## Required work
Read the lines below and count those that have the word "color". Respond with the number only.

.....

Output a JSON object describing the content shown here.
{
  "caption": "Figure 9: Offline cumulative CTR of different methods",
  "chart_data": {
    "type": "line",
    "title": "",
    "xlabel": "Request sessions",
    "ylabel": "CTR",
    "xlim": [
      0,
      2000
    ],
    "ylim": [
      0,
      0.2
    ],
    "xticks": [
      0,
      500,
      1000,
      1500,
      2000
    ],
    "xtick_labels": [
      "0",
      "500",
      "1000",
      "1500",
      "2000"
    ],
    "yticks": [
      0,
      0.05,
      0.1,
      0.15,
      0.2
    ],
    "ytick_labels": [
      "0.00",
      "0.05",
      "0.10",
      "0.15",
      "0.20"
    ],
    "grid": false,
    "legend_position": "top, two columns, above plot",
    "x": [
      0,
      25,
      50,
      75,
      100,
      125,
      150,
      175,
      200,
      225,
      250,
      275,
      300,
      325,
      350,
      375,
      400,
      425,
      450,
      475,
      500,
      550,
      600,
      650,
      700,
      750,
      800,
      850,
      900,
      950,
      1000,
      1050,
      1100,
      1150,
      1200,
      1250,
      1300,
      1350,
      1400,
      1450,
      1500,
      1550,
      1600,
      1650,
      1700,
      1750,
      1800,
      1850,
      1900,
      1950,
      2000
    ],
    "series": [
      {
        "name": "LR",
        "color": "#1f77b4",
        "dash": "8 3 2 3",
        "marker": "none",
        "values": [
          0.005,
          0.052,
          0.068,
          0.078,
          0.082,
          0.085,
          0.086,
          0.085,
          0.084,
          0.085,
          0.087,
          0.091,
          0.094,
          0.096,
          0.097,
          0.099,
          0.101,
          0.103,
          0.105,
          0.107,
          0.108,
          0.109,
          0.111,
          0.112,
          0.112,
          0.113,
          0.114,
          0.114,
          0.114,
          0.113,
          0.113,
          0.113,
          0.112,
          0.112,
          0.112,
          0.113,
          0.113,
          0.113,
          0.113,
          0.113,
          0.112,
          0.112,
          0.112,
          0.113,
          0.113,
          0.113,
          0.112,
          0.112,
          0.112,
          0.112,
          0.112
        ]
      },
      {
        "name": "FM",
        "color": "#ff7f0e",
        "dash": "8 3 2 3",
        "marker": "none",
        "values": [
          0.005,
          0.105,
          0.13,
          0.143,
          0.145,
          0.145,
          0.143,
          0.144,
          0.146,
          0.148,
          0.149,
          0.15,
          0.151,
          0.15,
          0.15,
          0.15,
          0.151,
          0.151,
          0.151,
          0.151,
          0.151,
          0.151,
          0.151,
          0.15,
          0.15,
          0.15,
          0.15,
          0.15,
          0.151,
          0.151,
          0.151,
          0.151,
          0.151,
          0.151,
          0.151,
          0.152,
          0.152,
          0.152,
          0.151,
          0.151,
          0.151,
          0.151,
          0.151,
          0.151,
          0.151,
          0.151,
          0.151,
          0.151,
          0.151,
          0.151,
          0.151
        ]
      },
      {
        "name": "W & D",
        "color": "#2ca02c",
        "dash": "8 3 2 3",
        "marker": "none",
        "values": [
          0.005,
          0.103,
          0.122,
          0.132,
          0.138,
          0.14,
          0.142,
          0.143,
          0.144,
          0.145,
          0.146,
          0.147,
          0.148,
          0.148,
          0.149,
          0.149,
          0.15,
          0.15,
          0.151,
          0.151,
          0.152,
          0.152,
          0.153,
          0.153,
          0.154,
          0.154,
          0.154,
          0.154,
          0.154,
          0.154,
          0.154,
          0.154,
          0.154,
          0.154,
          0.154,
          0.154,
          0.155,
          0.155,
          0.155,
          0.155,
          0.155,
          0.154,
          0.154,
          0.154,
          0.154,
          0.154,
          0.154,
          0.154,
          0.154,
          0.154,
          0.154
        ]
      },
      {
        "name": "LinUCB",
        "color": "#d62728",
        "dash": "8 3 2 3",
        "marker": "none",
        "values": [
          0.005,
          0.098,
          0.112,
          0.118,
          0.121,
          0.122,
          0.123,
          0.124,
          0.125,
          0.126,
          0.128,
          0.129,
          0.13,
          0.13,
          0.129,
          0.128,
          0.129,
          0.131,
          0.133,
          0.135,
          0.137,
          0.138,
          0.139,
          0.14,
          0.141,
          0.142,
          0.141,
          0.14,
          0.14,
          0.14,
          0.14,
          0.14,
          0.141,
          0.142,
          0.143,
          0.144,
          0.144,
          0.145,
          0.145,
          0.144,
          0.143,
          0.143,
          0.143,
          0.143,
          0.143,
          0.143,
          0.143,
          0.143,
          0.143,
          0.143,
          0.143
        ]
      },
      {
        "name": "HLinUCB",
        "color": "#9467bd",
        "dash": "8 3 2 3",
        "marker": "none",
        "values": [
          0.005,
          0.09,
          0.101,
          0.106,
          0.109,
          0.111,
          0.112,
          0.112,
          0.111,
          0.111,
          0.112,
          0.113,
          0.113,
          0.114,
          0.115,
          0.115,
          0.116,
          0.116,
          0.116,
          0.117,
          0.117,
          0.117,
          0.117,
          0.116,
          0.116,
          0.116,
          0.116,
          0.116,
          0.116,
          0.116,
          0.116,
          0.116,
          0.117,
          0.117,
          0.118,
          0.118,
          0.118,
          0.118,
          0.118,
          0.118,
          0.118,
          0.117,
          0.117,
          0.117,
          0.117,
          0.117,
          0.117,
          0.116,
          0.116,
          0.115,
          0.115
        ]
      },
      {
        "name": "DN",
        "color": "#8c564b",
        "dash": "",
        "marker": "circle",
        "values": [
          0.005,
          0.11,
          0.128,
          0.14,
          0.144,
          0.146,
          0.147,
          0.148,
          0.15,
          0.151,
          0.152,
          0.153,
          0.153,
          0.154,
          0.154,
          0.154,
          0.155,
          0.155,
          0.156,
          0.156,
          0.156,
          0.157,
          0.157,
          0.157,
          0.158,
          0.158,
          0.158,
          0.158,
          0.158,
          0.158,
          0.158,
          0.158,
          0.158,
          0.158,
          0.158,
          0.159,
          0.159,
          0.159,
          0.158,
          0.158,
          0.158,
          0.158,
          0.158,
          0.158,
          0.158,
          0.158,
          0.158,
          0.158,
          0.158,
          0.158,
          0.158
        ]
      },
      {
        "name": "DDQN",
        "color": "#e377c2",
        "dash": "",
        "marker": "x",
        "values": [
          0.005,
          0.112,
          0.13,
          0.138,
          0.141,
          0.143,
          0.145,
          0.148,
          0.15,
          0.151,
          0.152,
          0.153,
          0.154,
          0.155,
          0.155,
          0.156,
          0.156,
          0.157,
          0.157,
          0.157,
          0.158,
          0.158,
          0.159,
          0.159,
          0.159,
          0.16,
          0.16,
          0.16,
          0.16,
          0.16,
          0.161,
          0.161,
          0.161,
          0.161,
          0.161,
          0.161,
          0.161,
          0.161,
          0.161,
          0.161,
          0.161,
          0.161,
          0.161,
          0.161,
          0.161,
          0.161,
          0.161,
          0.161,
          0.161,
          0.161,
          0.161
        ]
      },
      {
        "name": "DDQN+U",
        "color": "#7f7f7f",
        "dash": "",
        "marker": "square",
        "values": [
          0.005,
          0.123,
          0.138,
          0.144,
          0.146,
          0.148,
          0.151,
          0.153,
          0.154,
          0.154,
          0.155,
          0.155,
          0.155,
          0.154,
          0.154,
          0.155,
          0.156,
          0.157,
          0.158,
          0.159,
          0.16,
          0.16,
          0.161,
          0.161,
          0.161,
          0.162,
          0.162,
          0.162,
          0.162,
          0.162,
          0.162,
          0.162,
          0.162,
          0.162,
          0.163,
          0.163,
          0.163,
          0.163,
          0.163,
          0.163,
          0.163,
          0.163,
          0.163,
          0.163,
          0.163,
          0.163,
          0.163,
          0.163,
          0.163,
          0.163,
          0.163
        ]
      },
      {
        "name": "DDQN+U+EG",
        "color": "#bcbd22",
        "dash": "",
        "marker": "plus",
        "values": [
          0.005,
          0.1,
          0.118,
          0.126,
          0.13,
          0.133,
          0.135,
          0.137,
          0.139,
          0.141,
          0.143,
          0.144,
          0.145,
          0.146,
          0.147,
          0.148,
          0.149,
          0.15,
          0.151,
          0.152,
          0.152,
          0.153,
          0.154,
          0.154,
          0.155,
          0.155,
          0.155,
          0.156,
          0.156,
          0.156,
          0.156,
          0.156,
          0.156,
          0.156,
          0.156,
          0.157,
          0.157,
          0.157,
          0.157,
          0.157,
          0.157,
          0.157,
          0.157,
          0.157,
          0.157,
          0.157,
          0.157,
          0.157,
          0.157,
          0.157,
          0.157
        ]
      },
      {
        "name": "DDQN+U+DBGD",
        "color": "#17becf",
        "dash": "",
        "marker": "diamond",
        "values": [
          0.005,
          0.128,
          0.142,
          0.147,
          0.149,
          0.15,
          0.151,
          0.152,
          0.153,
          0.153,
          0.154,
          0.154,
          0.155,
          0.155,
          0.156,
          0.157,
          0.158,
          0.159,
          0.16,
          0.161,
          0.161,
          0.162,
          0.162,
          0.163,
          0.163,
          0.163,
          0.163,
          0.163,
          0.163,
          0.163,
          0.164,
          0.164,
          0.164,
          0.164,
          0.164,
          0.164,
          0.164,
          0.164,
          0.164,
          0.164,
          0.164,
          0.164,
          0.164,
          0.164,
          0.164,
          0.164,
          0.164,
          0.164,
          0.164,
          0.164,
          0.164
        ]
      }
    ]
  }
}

.....

## Exercise solution
10